PROBLEM TO SOLVE:
Please write out exactly the lines that begin at the line containing "Output a JSON" and run to the end of the records.

Lines of data
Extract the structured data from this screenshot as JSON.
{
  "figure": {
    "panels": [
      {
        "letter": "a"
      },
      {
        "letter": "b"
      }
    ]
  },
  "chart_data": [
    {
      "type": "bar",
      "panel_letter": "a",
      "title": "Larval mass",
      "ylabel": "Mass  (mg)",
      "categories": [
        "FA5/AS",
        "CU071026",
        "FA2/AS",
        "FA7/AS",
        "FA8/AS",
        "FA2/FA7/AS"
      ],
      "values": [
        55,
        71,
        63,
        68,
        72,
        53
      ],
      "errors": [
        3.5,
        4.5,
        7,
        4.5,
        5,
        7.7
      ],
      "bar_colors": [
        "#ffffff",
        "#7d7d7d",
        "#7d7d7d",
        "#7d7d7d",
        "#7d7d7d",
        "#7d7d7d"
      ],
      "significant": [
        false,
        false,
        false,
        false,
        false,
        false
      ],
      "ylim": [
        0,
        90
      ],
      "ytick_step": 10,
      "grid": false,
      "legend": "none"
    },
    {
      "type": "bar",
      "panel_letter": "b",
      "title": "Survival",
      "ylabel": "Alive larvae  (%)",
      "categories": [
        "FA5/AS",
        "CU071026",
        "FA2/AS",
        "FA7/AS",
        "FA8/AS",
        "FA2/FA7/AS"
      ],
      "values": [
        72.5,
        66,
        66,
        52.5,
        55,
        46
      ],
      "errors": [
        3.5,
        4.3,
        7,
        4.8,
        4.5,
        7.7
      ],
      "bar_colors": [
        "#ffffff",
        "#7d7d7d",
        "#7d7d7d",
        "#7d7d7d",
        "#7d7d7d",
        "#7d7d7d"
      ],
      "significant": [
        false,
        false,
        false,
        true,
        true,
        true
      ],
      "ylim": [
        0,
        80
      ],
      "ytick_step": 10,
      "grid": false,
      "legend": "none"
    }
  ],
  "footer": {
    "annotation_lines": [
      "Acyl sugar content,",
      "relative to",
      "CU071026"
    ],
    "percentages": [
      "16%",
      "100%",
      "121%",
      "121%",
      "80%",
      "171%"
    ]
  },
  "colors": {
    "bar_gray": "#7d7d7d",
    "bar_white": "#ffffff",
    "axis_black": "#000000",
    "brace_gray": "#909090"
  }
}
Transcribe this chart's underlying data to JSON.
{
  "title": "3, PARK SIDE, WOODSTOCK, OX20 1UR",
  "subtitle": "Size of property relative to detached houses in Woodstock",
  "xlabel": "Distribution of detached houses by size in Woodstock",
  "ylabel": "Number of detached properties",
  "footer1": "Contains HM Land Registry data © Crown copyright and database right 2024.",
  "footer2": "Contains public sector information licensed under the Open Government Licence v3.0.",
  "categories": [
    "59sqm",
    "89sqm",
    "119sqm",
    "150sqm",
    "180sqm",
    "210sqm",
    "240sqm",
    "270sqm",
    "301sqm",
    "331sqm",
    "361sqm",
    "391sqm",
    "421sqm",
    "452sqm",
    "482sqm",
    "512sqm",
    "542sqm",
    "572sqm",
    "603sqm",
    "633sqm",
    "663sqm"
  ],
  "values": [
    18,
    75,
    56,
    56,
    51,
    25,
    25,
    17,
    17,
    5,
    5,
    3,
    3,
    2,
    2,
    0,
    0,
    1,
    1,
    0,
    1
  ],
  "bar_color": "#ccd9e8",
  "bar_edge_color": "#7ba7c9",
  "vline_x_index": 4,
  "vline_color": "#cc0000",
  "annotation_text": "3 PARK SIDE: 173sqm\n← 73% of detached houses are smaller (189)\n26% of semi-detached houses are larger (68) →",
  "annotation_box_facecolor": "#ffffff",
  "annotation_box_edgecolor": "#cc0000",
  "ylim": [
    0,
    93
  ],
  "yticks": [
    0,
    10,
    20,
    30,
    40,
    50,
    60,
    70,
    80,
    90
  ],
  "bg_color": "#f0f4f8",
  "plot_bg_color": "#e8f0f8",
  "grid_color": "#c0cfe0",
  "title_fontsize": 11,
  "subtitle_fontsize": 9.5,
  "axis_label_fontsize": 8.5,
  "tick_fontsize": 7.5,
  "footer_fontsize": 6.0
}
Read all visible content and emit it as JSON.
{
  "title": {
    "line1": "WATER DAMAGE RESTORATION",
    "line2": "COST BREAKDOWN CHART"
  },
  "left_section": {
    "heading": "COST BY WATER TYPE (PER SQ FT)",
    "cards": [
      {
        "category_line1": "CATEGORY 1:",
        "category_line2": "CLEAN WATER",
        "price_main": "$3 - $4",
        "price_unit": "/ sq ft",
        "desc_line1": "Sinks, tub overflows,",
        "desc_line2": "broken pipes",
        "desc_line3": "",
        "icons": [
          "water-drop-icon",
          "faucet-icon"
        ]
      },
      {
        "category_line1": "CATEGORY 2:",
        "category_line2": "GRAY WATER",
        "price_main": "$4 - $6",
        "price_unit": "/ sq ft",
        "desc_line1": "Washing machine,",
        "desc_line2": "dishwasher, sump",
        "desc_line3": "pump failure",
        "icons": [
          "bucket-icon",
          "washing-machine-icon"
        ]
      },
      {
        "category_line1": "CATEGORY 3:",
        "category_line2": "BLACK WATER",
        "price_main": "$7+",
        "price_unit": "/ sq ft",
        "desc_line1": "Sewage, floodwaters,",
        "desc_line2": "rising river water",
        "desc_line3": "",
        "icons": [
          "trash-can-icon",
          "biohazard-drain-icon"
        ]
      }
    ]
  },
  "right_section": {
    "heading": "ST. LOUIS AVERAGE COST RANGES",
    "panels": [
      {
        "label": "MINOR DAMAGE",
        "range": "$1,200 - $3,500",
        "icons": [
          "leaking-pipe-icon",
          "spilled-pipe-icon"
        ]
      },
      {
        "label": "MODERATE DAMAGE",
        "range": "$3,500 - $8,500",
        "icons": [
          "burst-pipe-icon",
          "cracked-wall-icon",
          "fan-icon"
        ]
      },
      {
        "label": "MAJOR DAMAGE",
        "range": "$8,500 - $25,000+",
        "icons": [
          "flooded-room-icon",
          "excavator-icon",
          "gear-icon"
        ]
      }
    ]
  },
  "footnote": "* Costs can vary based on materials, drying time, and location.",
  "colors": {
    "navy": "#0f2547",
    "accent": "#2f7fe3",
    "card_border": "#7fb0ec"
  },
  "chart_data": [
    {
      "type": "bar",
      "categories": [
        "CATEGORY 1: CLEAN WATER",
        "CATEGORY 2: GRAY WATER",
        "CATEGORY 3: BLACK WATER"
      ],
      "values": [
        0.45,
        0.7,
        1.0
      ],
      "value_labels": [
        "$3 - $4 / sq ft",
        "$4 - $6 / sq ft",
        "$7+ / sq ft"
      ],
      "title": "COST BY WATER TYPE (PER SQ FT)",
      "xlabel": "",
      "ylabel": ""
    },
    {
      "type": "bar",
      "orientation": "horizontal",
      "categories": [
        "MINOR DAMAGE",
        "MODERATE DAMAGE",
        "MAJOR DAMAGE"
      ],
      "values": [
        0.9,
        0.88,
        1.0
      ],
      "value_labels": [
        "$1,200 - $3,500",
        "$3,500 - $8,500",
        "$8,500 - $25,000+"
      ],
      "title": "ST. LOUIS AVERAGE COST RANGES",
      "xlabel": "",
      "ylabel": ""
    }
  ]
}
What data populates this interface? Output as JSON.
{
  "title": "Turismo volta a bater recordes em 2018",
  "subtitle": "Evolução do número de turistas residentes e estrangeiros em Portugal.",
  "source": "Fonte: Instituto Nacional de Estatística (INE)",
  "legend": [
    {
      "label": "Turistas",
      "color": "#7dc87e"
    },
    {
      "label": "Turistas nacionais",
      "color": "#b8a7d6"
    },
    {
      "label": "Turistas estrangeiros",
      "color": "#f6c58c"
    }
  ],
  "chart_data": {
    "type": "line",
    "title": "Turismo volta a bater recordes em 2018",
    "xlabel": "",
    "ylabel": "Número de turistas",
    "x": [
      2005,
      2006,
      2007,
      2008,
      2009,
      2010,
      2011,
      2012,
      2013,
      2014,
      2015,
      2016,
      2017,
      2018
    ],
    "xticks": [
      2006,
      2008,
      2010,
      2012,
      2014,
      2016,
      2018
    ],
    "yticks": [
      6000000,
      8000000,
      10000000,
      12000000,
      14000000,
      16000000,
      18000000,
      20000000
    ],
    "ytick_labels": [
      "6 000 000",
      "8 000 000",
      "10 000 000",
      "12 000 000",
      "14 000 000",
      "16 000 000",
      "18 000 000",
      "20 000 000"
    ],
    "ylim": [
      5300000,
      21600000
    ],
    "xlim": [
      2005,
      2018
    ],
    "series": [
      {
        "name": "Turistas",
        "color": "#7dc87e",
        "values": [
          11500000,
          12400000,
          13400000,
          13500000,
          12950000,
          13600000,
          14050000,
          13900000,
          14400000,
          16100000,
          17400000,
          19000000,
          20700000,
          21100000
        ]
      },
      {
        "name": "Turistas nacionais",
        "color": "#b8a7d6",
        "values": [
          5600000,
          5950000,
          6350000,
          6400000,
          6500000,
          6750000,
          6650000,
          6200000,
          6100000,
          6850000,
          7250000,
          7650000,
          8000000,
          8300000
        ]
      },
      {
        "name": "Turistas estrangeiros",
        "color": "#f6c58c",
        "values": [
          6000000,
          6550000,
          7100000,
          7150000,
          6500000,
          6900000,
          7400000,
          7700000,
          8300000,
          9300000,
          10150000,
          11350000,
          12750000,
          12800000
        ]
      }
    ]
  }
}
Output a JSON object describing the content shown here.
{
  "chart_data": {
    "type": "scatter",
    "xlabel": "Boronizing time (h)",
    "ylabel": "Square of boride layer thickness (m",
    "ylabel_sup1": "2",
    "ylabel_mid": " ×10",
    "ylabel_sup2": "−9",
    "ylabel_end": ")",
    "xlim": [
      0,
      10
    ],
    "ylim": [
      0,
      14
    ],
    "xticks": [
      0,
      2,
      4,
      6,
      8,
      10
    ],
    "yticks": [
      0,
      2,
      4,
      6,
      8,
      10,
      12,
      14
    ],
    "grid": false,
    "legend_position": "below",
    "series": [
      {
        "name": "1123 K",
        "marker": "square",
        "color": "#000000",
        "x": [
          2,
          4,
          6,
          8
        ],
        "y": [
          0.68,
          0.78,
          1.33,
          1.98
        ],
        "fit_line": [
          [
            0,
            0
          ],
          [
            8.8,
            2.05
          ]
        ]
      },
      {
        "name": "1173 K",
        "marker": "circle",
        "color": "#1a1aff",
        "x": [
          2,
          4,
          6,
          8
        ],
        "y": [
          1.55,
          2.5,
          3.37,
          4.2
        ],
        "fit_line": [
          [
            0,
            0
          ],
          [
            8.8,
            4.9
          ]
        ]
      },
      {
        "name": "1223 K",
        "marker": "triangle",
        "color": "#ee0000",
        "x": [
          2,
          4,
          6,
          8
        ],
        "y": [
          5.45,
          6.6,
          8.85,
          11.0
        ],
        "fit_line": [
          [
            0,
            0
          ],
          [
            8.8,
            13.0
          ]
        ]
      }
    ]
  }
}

OUTPUT BELOW:
Output a JSON object describing the content shown here.
{
  "chart_data": {
    "type": "scatter",
    "xlabel": "Boronizing time (h)",
    "ylabel": "Square of boride layer thickness (m",
    "ylabel_sup1": "2",
    "ylabel_mid": " ×10",
    "ylabel_sup2": "−9",
    "ylabel_end": ")",
    "xlim": [
      0,
      10
    ],
    "ylim": [
      0,
      14
    ],
    "xticks": [
      0,
      2,
      4,
      6,
      8,
      10
    ],
    "yticks": [
      0,
      2,
      4,
      6,
      8,
      10,
      12,
      14
    ],
    "grid": false,
    "legend_position": "below",
    "series": [
      {
        "name": "1123 K",
        "marker": "square",
        "color": "#000000",
        "x": [
          2,
          4,
          6,
          8
        ],
        "y": [
          0.68,
          0.78,
          1.33,
          1.98
        ],
        "fit_line": [
          [
            0,
            0
          ],
          [
            8.8,
            2.05
          ]
        ]
      },
      {
        "name": "1173 K",
        "marker": "circle",
        "color": "#1a1aff",
        "x": [
          2,
          4,
          6,
          8
        ],
        "y": [
          1.55,
          2.5,
          3.37,
          4.2
        ],
        "fit_line": [
          [
            0,
            0
          ],
          [
            8.8,
            4.9
          ]
        ]
      },
      {
        "name": "1223 K",
        "marker": "triangle",
        "color": "#ee0000",
        "x": [
          2,
          4,
          6,
          8
        ],
        "y": [
          5.45,
          6.6,
          8.85,
          11.0
        ],
        "fit_line": [
          [
            0,
            0
          ],
          [
            8.8,
            13.0
          ]
        ]
      }
    ]
  }
}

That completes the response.